* Written problem:
Answer with one number only: the number of lines that contain "this".

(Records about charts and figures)
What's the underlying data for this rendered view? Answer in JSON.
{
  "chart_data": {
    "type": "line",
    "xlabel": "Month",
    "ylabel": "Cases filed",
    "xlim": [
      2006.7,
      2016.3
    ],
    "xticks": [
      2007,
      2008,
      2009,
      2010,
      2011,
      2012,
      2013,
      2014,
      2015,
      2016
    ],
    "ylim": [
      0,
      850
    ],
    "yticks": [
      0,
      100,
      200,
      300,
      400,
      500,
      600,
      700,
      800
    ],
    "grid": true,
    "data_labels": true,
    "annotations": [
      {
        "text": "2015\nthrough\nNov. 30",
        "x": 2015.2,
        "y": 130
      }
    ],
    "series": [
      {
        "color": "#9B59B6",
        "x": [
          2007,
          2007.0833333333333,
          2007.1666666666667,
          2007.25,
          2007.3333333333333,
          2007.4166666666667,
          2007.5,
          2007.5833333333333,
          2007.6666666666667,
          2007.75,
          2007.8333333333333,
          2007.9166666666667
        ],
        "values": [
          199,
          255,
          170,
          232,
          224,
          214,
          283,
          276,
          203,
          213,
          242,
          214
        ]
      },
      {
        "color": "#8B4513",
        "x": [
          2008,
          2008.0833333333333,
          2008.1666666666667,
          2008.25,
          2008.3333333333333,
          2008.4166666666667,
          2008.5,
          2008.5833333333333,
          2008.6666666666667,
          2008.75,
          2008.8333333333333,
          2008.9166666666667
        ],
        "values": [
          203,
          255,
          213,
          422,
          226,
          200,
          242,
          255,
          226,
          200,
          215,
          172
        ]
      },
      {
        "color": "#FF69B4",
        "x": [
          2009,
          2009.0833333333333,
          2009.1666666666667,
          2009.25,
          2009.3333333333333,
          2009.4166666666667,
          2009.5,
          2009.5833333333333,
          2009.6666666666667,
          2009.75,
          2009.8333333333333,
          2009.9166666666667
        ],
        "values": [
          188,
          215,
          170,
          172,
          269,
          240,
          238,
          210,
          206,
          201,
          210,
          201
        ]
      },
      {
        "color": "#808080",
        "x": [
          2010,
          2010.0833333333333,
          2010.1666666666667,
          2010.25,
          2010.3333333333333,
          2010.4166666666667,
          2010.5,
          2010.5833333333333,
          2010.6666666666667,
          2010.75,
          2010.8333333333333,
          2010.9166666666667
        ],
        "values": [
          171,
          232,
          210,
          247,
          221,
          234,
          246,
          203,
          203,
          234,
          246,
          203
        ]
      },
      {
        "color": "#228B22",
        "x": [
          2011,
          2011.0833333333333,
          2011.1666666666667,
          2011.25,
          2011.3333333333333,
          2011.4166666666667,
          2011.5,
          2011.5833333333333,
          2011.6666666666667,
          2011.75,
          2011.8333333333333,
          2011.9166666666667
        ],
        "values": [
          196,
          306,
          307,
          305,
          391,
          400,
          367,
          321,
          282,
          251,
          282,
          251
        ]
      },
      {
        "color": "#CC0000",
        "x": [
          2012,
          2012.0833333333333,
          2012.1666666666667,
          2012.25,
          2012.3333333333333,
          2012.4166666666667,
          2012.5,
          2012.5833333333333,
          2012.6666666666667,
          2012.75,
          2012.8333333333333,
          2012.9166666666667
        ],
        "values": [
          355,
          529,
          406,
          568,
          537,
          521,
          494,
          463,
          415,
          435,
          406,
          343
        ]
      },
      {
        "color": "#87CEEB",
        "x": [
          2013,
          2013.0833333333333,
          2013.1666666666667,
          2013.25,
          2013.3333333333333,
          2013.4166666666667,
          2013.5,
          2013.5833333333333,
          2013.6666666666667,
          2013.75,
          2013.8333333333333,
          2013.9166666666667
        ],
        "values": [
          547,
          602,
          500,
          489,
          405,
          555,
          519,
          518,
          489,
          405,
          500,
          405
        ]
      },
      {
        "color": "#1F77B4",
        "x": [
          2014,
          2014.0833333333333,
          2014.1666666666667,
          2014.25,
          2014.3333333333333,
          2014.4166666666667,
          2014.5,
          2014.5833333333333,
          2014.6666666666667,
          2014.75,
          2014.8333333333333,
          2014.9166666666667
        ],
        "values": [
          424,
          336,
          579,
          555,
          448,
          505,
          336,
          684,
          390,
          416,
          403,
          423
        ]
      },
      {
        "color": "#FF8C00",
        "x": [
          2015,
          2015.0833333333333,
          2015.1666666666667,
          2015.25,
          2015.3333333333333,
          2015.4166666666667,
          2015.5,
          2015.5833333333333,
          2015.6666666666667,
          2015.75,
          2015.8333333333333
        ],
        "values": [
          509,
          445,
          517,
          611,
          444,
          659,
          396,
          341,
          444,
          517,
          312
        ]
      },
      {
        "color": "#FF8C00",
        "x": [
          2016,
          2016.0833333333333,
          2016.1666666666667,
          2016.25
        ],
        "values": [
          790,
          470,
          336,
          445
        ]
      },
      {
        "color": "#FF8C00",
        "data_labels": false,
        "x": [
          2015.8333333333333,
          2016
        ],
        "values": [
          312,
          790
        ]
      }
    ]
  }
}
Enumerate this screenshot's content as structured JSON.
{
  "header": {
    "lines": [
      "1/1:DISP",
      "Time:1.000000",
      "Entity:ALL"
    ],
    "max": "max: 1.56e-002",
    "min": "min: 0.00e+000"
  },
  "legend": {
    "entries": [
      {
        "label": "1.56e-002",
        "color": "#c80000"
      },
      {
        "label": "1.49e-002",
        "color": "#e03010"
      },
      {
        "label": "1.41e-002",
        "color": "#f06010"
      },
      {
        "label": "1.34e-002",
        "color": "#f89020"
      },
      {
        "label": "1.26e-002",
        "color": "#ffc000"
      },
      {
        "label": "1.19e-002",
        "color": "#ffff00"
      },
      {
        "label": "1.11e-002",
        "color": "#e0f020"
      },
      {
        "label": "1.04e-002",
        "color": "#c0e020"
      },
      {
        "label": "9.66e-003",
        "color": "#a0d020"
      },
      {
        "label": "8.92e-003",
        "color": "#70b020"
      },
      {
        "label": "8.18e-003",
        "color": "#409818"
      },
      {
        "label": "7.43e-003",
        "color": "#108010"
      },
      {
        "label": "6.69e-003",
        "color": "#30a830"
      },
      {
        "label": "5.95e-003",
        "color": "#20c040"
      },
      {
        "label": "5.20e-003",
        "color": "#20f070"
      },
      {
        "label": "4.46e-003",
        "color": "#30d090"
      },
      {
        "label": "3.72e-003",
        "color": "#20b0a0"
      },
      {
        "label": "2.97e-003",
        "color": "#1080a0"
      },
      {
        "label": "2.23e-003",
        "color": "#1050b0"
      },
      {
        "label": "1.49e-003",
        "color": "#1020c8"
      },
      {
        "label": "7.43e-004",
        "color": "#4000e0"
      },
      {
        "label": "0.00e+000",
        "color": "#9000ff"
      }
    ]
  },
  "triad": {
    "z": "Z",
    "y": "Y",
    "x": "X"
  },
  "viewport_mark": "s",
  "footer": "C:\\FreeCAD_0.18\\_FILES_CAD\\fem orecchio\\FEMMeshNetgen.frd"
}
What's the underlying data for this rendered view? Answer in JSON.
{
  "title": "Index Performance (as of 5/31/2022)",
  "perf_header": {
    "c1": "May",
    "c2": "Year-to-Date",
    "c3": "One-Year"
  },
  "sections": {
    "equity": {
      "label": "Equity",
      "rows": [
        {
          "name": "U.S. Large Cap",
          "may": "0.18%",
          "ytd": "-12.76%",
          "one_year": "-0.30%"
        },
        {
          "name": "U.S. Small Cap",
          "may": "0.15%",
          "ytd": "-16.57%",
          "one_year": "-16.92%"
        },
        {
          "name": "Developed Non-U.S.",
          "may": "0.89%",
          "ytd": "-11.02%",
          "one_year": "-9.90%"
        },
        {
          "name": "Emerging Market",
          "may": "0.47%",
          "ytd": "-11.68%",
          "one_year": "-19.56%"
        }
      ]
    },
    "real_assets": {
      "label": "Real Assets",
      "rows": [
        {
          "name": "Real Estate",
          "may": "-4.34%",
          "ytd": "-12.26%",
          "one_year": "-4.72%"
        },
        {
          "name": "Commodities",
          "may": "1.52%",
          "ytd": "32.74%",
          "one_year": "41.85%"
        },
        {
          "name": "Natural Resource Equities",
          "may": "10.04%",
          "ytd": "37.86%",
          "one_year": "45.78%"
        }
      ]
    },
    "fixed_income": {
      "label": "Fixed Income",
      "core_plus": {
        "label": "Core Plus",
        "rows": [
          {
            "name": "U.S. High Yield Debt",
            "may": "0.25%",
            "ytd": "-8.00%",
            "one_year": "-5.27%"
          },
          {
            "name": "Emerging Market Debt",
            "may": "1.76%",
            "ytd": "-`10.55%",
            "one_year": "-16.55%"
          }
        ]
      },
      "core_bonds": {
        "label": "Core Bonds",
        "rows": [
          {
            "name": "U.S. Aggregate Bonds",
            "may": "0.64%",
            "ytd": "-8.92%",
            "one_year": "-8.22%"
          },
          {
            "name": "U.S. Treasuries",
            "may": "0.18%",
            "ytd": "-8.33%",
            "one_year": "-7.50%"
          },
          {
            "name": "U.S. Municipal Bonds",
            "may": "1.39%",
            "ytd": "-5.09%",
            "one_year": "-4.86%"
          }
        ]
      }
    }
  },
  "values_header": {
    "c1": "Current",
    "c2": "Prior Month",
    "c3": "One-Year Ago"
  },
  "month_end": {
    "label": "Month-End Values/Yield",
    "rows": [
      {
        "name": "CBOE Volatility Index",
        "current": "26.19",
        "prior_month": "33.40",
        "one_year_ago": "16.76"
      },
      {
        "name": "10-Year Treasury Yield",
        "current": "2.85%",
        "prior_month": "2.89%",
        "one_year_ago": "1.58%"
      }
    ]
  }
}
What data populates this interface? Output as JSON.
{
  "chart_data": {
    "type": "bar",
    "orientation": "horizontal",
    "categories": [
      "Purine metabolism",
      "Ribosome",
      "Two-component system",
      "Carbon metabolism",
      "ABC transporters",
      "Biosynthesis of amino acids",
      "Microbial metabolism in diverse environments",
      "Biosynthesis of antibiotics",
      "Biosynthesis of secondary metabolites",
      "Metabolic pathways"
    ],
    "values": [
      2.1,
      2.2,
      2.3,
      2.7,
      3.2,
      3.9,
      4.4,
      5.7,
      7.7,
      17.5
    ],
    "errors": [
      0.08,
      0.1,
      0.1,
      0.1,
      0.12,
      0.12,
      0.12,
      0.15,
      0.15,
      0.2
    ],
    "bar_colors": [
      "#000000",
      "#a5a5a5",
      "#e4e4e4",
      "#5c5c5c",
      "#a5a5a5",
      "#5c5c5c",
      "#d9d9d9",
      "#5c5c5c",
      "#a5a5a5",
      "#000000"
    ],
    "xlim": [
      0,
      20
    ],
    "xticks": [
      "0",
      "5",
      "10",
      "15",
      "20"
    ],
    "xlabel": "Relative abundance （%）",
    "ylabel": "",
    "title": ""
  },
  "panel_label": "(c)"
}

* Answer for the task:
4